# Input records
• • • •
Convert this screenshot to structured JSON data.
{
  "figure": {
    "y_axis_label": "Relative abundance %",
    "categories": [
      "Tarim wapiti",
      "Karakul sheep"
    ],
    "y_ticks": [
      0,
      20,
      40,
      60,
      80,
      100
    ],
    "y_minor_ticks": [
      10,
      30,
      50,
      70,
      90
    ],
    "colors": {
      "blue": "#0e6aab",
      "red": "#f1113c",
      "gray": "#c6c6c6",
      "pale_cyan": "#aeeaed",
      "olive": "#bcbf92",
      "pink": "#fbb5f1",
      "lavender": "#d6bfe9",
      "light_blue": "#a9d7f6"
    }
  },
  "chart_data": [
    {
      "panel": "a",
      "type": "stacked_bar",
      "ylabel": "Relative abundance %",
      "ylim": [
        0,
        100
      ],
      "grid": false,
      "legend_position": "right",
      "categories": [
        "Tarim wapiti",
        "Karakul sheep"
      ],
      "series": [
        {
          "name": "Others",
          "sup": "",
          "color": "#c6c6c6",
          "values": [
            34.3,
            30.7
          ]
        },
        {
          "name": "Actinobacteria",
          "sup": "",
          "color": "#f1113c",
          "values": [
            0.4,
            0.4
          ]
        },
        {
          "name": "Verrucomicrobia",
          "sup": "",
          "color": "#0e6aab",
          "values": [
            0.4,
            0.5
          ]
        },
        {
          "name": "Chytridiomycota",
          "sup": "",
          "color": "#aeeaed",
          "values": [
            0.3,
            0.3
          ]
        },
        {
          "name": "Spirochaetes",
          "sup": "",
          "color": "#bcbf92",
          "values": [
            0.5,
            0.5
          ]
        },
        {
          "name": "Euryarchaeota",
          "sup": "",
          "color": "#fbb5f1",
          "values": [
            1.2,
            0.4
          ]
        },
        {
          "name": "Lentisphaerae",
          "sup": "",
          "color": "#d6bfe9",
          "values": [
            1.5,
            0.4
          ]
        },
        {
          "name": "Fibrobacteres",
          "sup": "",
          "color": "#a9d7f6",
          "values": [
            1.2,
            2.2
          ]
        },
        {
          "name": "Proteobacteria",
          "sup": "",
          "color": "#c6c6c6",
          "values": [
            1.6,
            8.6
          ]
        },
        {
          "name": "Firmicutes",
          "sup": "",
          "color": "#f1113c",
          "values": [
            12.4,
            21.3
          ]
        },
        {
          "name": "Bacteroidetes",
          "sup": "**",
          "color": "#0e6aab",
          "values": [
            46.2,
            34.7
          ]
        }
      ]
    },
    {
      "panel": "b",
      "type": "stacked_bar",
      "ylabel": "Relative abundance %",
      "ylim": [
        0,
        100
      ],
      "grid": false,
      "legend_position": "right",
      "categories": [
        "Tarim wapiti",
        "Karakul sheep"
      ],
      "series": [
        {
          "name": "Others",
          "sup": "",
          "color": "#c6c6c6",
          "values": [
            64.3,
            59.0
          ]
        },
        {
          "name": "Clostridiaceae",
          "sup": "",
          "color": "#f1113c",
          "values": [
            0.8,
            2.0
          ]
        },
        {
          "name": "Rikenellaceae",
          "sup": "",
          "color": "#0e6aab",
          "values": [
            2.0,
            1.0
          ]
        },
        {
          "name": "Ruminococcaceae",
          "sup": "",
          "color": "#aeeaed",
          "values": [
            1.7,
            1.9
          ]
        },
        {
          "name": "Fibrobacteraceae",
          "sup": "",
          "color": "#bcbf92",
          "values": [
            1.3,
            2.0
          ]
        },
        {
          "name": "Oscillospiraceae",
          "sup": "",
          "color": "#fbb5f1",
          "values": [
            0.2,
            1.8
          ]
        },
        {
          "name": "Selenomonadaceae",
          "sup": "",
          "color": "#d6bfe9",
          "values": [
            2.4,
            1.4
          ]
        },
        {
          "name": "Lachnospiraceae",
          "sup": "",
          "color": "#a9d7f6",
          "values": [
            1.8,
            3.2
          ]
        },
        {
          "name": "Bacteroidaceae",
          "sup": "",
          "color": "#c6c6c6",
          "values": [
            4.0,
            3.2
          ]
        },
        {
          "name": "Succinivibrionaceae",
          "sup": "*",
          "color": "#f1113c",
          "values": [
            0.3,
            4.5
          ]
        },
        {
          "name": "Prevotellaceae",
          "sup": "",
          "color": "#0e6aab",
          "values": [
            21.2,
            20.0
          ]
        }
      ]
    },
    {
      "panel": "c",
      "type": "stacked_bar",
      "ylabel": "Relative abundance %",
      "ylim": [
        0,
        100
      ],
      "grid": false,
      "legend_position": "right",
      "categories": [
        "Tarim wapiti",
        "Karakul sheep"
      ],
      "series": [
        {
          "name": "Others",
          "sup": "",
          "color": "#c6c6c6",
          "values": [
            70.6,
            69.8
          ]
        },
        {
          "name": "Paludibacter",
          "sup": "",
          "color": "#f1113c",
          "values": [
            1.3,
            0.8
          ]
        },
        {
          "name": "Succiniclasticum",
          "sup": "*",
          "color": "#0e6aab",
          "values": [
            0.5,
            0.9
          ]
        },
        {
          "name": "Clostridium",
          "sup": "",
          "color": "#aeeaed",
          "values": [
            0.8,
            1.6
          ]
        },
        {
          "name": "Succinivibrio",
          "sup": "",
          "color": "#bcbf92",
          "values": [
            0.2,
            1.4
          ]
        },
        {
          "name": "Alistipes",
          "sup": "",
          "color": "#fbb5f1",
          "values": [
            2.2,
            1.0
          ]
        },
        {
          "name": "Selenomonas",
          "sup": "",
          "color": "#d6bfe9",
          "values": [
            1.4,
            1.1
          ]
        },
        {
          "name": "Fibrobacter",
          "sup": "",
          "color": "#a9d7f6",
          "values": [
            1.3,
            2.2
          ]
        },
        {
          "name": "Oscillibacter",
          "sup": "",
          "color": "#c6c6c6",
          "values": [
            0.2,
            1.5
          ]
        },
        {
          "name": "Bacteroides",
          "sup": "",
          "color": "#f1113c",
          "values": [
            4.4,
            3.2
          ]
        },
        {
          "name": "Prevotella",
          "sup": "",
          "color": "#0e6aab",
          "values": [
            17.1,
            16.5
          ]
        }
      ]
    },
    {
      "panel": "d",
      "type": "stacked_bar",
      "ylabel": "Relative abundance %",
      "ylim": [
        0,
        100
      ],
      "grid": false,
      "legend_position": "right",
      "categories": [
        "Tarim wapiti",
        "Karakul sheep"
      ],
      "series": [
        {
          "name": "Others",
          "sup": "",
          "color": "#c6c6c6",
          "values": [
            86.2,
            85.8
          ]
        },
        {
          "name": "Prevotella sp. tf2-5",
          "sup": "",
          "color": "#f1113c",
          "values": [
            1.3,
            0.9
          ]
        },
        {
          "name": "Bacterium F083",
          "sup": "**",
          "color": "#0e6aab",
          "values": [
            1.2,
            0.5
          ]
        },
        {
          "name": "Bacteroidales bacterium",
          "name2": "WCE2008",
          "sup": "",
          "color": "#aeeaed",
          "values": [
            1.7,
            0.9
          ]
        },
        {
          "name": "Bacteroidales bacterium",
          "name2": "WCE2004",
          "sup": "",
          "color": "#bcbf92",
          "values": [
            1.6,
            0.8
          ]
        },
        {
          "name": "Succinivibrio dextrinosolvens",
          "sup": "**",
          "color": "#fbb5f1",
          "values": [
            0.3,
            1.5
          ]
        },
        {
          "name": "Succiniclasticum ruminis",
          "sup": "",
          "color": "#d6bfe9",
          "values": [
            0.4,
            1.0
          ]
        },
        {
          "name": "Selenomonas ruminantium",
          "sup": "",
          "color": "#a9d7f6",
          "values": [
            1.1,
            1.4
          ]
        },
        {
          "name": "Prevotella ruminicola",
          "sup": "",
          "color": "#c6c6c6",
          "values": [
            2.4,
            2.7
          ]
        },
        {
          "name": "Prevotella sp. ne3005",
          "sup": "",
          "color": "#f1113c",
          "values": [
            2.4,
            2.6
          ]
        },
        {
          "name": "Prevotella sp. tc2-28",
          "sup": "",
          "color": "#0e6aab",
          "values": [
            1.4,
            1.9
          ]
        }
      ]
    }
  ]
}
• • • •
# Activity
What is the number of lines in the listing above that contain the string "Succiniclasticum"? Give only the number.

# Your solution
2